Extract, exactly as written, all lines of the material below from the line that includes "Transcribe the text in this document." through its last line.

[Saved entries]
** start **

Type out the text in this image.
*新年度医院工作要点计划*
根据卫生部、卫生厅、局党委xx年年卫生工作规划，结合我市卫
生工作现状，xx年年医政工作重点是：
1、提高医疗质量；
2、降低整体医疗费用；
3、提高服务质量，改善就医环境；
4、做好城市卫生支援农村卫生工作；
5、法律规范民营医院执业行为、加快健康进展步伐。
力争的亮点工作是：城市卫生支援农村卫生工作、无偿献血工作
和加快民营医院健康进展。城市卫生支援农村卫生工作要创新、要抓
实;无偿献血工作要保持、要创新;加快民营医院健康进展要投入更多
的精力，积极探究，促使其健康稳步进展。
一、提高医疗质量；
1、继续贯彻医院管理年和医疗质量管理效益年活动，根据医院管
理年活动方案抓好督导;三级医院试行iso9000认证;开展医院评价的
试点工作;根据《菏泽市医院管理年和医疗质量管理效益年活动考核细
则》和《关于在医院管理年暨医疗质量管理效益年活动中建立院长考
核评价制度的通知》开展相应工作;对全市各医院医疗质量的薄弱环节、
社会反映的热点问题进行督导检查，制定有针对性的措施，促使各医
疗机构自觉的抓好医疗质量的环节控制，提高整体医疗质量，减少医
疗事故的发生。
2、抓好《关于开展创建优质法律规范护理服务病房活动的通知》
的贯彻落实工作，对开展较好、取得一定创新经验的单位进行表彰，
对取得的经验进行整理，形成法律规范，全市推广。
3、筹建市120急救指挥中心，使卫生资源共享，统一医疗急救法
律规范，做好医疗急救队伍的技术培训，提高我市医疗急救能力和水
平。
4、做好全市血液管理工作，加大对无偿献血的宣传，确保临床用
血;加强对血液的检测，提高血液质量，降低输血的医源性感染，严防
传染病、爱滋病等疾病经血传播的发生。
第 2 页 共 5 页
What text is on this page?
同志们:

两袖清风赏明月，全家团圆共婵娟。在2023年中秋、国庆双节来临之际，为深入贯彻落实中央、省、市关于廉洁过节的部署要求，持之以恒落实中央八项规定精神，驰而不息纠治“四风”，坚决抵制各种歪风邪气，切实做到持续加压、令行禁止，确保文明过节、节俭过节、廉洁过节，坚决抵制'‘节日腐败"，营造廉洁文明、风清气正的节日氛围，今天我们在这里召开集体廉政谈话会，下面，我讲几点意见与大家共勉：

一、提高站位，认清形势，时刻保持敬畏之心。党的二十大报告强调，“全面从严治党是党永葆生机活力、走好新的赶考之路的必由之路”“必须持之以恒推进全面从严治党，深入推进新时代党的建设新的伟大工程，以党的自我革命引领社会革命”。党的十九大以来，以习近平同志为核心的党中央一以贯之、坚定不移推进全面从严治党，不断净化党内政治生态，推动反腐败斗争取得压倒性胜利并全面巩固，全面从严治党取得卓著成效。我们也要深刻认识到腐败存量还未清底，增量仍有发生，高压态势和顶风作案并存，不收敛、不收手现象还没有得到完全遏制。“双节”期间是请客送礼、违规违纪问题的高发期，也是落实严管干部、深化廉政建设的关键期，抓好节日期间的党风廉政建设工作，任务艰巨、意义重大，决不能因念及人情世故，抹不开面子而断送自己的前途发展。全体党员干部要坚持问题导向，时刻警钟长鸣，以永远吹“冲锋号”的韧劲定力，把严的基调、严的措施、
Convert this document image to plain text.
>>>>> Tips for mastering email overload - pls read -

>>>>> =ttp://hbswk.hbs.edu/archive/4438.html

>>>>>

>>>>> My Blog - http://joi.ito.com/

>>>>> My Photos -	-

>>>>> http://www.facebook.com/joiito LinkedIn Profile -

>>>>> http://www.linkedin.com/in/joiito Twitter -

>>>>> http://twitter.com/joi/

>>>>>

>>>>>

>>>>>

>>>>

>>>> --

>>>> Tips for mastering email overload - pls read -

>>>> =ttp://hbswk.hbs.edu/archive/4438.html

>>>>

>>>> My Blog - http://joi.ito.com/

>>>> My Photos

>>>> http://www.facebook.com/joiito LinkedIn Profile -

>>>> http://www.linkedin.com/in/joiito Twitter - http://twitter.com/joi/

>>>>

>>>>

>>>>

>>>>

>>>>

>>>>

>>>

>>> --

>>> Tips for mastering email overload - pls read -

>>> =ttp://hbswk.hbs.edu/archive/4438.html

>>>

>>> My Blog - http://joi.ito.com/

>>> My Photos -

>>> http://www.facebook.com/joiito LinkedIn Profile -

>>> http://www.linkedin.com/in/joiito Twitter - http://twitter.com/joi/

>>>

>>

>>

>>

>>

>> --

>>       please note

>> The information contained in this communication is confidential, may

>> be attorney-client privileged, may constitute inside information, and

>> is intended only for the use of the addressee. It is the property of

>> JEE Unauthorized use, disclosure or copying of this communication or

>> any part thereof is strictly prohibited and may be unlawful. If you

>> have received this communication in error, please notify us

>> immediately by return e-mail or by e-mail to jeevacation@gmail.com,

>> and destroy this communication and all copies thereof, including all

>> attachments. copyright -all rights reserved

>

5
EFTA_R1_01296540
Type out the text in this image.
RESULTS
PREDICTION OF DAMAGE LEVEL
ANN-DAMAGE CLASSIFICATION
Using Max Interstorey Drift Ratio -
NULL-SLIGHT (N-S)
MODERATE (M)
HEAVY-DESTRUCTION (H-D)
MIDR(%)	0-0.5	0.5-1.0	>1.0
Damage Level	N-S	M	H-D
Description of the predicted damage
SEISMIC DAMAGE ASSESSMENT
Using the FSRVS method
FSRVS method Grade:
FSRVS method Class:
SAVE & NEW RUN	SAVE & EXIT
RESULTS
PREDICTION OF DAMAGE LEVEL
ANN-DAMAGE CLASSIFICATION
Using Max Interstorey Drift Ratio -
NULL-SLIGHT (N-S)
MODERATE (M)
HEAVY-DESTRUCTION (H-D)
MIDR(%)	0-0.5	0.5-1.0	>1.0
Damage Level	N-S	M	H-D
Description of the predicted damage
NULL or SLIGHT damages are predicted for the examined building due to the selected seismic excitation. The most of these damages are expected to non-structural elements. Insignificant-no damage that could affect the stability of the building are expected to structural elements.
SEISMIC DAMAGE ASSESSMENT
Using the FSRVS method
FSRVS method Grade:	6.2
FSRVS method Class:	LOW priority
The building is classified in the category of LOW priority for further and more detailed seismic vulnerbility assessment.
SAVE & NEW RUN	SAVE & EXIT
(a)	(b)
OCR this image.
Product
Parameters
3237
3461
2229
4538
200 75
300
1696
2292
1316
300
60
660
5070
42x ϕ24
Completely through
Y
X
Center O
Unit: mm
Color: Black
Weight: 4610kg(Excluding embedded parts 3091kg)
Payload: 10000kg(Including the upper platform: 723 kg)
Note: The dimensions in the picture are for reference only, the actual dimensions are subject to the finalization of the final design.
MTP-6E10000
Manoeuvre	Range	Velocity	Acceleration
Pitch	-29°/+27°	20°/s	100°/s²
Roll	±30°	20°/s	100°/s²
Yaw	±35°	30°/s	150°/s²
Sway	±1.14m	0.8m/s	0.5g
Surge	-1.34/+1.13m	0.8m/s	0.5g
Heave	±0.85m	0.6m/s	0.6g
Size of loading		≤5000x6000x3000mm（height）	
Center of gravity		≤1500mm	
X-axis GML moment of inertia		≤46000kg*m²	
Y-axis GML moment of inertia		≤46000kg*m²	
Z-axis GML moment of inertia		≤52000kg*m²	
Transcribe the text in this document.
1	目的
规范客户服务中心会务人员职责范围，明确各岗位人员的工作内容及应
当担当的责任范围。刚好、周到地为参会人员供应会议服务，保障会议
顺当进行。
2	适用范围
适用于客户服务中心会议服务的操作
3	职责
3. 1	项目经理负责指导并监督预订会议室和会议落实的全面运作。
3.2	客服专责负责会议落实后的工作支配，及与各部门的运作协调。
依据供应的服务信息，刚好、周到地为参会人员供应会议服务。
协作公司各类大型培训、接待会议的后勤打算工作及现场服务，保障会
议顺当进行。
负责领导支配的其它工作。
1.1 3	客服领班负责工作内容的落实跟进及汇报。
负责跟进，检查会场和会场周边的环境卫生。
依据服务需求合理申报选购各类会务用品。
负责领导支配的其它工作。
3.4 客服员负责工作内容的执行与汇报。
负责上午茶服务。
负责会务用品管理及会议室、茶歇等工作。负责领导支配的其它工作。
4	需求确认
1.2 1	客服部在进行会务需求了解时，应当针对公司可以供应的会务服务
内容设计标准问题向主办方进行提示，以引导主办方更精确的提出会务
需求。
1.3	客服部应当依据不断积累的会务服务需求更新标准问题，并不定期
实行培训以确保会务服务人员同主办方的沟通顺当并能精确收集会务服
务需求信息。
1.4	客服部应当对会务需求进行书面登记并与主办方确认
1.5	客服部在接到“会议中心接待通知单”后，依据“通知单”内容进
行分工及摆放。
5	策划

** end **

Response:
Transcribe the text in this document.
1	目的
规范客户服务中心会务人员职责范围，明确各岗位人员的工作内容及应
当担当的责任范围。刚好、周到地为参会人员供应会议服务，保障会议
顺当进行。
2	适用范围
适用于客户服务中心会议服务的操作
3	职责
3. 1	项目经理负责指导并监督预订会议室和会议落实的全面运作。
3.2	客服专责负责会议落实后的工作支配，及与各部门的运作协调。
依据供应的服务信息，刚好、周到地为参会人员供应会议服务。
协作公司各类大型培训、接待会议的后勤打算工作及现场服务，保障会
议顺当进行。
负责领导支配的其它工作。
1.1 3	客服领班负责工作内容的落实跟进及汇报。
负责跟进，检查会场和会场周边的环境卫生。
依据服务需求合理申报选购各类会务用品。
负责领导支配的其它工作。
3.4 客服员负责工作内容的执行与汇报。
负责上午茶服务。
负责会务用品管理及会议室、茶歇等工作。负责领导支配的其它工作。
4	需求确认
1.2 1	客服部在进行会务需求了解时，应当针对公司可以供应的会务服务
内容设计标准问题向主办方进行提示，以引导主办方更精确的提出会务
需求。
1.3	客服部应当依据不断积累的会务服务需求更新标准问题，并不定期
实行培训以确保会务服务人员同主办方的沟通顺当并能精确收集会务服
务需求信息。
1.4	客服部应当对会务需求进行书面登记并与主办方确认
1.5	客服部在接到“会议中心接待通知单”后，依据“通知单”内容进
行分工及摆放。
5	策划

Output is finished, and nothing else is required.